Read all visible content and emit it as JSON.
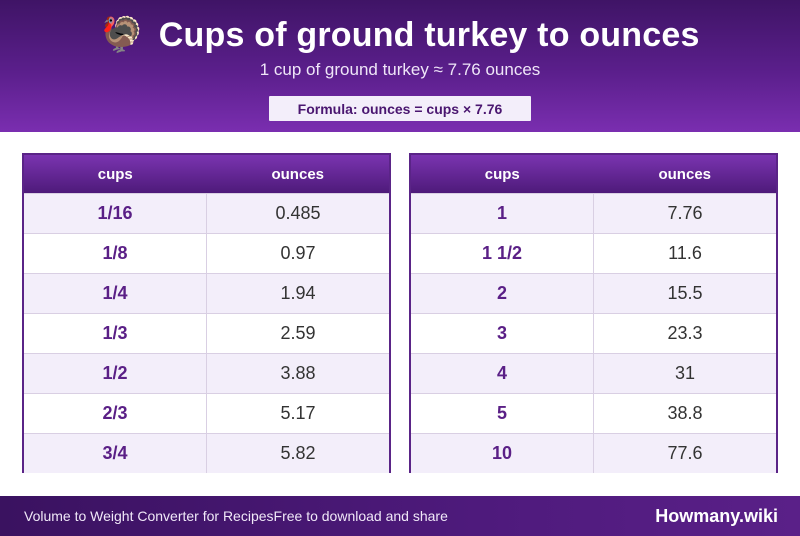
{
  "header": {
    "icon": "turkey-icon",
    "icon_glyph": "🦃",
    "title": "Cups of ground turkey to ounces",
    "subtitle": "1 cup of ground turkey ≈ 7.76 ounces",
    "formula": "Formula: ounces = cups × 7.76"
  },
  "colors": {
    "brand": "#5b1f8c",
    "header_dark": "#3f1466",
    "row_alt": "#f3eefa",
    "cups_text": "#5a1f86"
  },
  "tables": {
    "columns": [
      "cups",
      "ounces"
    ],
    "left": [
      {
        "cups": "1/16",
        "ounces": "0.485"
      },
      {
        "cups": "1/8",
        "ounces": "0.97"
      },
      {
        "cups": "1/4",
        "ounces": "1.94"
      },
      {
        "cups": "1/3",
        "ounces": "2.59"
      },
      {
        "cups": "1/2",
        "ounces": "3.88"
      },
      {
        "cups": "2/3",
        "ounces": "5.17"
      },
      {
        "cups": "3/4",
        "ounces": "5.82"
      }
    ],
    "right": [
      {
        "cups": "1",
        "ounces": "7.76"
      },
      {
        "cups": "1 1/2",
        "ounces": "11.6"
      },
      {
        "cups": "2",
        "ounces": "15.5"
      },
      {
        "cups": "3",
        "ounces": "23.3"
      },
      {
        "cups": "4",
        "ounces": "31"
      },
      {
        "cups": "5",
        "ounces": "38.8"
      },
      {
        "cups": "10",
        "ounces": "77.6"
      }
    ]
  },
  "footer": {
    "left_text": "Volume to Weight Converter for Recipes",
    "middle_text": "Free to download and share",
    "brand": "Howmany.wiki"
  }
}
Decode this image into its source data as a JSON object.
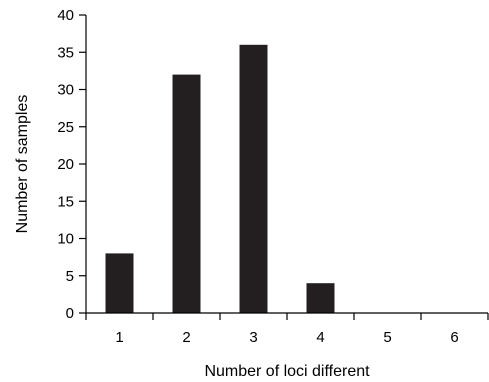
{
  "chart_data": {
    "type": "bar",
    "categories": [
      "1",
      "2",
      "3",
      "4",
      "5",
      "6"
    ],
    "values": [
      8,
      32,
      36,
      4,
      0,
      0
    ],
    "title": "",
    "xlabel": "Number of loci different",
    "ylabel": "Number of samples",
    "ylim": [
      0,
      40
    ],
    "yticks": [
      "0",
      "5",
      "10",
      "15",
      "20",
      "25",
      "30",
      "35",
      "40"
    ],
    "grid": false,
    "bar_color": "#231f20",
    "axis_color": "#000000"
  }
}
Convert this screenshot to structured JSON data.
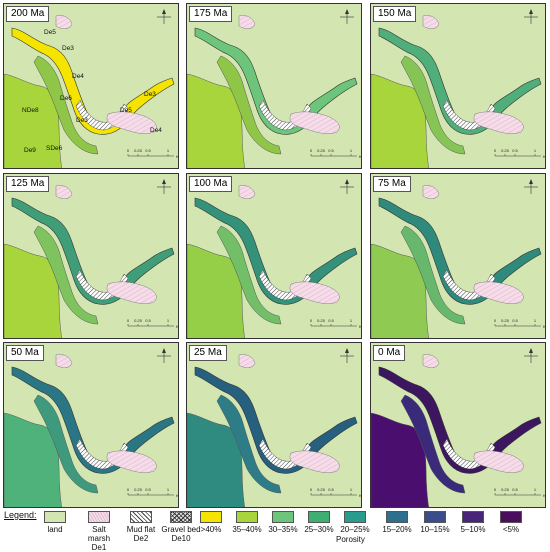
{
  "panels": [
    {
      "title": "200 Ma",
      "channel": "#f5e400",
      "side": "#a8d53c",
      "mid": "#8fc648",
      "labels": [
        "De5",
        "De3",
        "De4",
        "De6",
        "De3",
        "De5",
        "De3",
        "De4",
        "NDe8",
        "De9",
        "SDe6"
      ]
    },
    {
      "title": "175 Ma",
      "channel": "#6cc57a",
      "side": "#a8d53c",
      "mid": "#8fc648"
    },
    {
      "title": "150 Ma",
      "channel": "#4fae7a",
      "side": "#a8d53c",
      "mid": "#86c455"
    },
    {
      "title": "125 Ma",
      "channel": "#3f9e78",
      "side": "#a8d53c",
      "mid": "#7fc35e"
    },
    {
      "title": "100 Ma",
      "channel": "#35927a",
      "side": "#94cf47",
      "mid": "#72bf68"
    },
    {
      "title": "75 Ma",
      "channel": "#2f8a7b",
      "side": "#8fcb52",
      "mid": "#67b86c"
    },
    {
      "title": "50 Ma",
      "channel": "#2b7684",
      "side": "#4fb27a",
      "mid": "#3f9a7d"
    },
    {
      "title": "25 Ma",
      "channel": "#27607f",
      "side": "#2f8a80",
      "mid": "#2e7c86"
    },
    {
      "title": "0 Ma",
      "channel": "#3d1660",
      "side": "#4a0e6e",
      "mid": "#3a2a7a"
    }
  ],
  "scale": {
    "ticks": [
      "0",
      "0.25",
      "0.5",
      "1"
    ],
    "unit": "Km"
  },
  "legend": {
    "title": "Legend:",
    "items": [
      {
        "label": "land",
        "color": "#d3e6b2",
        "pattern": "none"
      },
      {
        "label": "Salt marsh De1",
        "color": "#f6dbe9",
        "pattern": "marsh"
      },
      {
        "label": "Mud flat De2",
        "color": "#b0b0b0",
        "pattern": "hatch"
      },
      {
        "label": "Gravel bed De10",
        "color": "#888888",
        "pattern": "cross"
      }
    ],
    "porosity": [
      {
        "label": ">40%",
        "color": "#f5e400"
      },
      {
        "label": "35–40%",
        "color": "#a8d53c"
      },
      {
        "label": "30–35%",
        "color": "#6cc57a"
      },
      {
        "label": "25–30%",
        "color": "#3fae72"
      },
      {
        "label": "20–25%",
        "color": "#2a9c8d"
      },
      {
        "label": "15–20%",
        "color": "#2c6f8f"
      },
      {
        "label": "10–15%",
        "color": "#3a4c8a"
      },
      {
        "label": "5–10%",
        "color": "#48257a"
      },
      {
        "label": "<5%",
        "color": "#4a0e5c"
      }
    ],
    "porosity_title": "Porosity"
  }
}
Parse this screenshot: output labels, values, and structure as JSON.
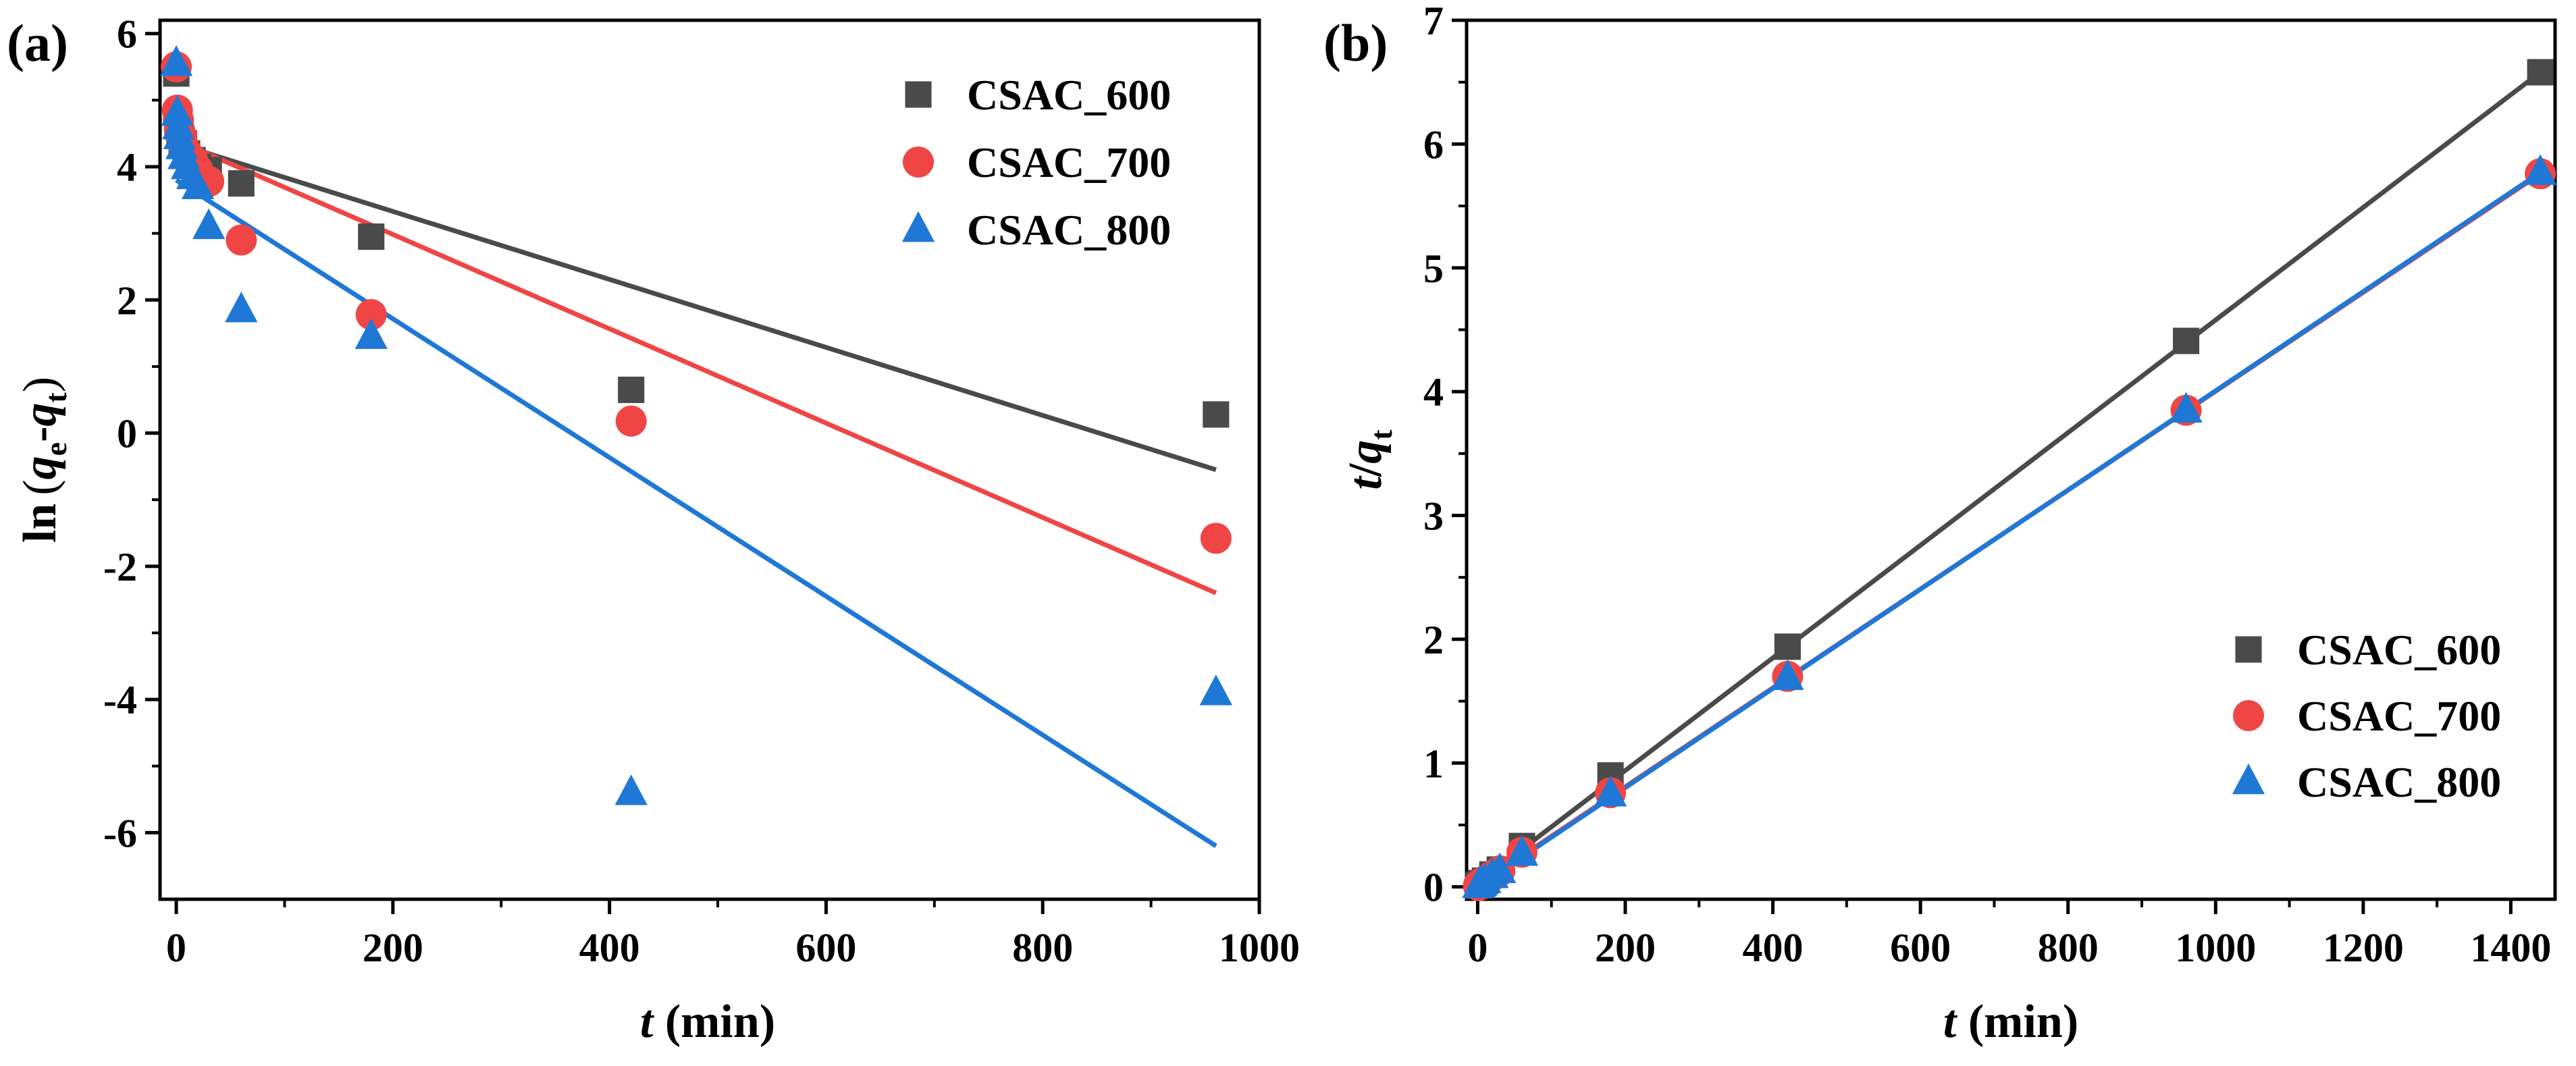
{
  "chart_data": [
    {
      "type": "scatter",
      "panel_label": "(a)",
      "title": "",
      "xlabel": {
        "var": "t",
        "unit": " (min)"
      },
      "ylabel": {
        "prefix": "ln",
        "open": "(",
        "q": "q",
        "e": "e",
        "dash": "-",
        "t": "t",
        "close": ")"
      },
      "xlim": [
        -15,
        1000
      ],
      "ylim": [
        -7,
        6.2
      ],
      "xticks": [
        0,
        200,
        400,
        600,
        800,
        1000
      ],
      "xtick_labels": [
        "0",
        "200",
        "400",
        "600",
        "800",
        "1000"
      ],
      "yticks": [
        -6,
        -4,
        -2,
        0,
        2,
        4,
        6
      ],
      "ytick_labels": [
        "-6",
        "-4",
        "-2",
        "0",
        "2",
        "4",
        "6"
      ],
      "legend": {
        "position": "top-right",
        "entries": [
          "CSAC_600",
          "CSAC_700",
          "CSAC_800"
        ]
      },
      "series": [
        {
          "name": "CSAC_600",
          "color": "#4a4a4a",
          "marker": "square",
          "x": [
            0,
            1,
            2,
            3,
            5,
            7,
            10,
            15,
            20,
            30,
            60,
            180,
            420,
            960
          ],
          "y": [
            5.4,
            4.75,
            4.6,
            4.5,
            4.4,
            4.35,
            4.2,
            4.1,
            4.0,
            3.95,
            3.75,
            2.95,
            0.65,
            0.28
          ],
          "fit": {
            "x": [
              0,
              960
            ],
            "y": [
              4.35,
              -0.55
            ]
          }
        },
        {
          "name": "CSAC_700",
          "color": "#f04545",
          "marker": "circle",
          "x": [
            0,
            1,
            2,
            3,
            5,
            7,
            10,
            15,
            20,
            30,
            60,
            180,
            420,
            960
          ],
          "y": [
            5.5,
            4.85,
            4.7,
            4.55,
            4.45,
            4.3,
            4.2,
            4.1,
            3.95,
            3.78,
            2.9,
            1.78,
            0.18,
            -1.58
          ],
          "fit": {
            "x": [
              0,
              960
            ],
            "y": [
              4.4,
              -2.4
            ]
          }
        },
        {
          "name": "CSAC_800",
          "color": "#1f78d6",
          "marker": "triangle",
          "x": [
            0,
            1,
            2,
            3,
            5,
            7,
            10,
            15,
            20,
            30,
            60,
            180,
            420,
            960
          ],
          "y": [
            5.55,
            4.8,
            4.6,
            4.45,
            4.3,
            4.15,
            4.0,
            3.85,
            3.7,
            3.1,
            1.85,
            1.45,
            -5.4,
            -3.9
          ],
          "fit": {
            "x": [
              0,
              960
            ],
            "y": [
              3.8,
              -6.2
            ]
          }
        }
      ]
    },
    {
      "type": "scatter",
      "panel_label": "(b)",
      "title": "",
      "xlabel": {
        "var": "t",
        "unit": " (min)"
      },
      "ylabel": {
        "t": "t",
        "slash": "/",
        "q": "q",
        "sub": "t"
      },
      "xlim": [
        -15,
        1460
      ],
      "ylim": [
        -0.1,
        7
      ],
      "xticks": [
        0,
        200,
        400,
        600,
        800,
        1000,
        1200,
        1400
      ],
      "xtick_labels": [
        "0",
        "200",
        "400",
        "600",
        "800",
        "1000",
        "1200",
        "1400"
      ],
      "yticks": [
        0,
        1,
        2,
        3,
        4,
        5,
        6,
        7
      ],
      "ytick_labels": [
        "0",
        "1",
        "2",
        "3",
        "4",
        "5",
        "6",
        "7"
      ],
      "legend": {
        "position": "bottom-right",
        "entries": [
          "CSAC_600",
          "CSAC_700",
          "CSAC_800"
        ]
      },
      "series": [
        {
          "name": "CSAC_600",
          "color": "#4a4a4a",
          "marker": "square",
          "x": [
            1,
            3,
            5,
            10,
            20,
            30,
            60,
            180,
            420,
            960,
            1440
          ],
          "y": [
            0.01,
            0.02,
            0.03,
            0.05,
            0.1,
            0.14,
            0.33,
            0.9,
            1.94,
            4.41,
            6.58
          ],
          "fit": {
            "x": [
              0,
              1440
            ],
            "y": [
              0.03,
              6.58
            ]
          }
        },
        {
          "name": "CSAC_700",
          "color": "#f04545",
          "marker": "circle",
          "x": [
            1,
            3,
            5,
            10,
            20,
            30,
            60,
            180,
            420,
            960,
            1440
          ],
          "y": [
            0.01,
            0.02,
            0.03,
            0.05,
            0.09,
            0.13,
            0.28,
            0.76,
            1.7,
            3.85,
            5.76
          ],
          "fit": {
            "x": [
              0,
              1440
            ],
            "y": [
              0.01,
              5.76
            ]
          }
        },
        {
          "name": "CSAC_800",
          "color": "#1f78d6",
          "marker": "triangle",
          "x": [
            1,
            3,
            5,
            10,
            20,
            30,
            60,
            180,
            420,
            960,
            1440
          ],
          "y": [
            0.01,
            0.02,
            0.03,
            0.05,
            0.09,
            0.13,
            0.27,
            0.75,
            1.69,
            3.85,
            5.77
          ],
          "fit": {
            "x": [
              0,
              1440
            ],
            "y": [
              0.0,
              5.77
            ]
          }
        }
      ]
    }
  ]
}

- **PROMPT**: Search the data for "right". Copy every matching line.

- **SOLVED EXERCISE**:
    "right": [
        "position": "top-right",
        "position": "bottom-right",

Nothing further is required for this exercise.